◆ Documento:
O que cumpre indagar no exemplo examinado é se essa limitação do poder de dispor ou, como prefere o laureado jurista, a consequente ineficácia perante o processo11, se estende sobre decisões tomadas pela pessoa jurídica, terceira formalmente estranha à execução, que impliquem em redução objetiva do valor atribuído às quotas penhoradas quando da liquidação imposta pelo art. 861, III, do CPC.
A resposta alcançada pelo Egrégio STJ12 é positiva, como se extrai do precedente abaixo:
DIREITO CIVIL. DIREITO PROCESSUAL CIVIL. FRAUDE A EXECUÇÃO. PENHORA REGISTRADA DE COTAS DE PROPRIEDADE DE SÓCIOS DE SOCIEDADE POR COTAS DE RESPONSABILIDADE LIMITADA. ALIENAÇÃO DE IMÓVEL DE VULTO PELA SOCIEDADE E ENTREGA DO PREÇO AOS SÓCIOS, POR ENDOSSO DE CHEQUE. ESVAZIAMENTO DO VALOR DAS COTAS. INSOLVÊNCIA. FRAUDE DE EXECUÇÃO CONFIGURADA. EMBARGOS DE TERCEIRO MOVIDOS PELA ADQUIRENTE JULGADOS IMPROCEDENTES. RECURSO ESPECIAL PROVIDO.
(…)
2.- A venda de bem imóvel de vulto, na pendência de penhora de cota de sociedade por cotas de responsabilidade limitada, com transferência imediata, por esta, do numerário aos sócios, mediante endosso de cheque, implica o esvaziamento do valor das cotas e, consequentemente, da penhora, devidamente registrada, que sobre elas se realizou.
(…)
4.- Recurso Especial provido, decretadas a fraude à execução e a ineficácia da alienação no tocante ao Recorrente.”
É certo que no caso apreciado pela Corte a fraude se caracterizou pela transferência direta do valor obtido pela alienação aos sócios, todavia a ratio decidendi estabelece um parâmetro interpretativo que coaduna com a tese ora proposta:
“Não importa o valor pelo qual tenham sido avaliadas ou adjudicadas as cotas, o que é essencial é perceber que elas representavam a fração de um capital social que foi significativamente reduzido pela alienação impugnada, diminuindo-se, com isso, a própria garantia do exequente.
O prejuízo emerge, portanto, da própria diminuição efetiva da garantia, da impossibilidade de se obter pela adjudicação ou excussão do bem penhorado o valor que ele originariamente representava.”13
E, ainda:
“Vale lembrar que não se está diante de uma sociedade anônima de capital aberto, em que o valor das ações decorre muito mais da imagem e dos prognósticos que essa sociedade projeta para a sociedade do que pelo seu patrimônio instalado. Nesse tipo societário seria possível admitir que o valor das ações estivesse, até certo ponto, desvinculado do valor efetivo do ativo patrimonial.

◆ Tarefa proposta:
Reescreva o trecho do texto sobre fraude à execução começando em "O prejuízo emerge, portanto, da" e terminando em "do ativo patrimonial.", trocando "adjudicação" por "arrematação".

◆ Dados brutos:
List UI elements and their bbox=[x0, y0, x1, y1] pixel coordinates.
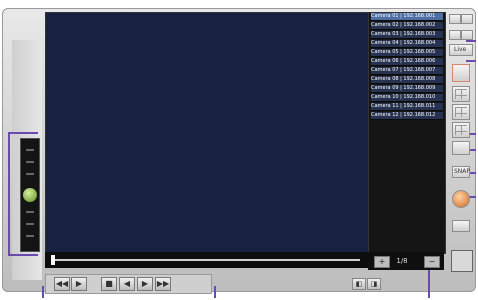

◆ Resposta ao exercício:
O prejuízo emerge, portanto, da própria diminuição efetiva da garantia, da impossibilidade de se obter pela arrematação ou excussão do bem penhorado o valor que ele originariamente representava.”13
E, ainda:
“Vale lembrar que não se está diante de uma sociedade anônima de capital aberto, em que o valor das ações decorre muito mais da imagem e dos prognósticos que essa sociedade projeta para a sociedade do que pelo seu patrimônio instalado. Nesse tipo societário seria possível admitir que o valor das ações estivesse, até certo ponto, desvinculado do valor efetivo do ativo patrimonial.